> [Trecho do texto]:
-------------------------

Fazem approximadamente 21 annos que eu me
achava na cidade de Porto Alegre, provincia do
Rio Grande do Sul, como empregado do
commercio n'uma casa de ferragens, n'essa época
contava apenas 15 annos de edade.
Desde os meus tenros annos que consagrei cega dedicação ao estudo, e a meus companheiros de escola e outros, sempre pedia livros para estudar. Um de meus estudos favoritos era a physica e a chimica em que attentamente me occupava. Todos os dias eu fazia novas experiências mais ou menos faceis.
Um dia, em Porto Alegre, passando por uma casa de negocio de lampeões de kerozene e machinas de costura, parei diante de um escaparate para ver funccionar um pequeno motor que estava de amostra n'elle.
Não ficando satisfeito com ver, entrei no estabelecimento e pedi para vel-o de mais perto e até, como as crianças, agarrar para melhor satisfação.

-------------------------

> [Problema a resolver]: Liste todas as formas verbais do pretérito perfeito do indicativo na primeira pessoa do singular presentes no relato sobre os anos de juventude em Porto Alegre, na grafia do original. As linhas a seguir não são necessárias para o trabalho com o trecho.

> [Dados fornecidos]:
-------------------------

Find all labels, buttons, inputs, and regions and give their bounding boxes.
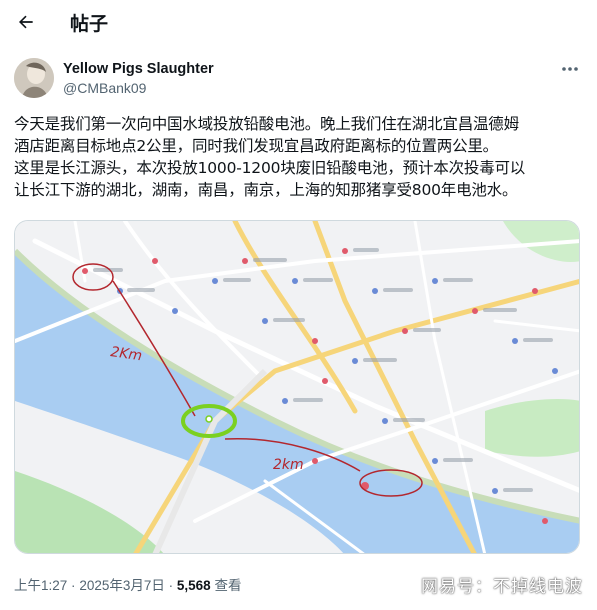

-------------------------

> [Resposta da tarefa]: consagrei, parei, entrei, pedi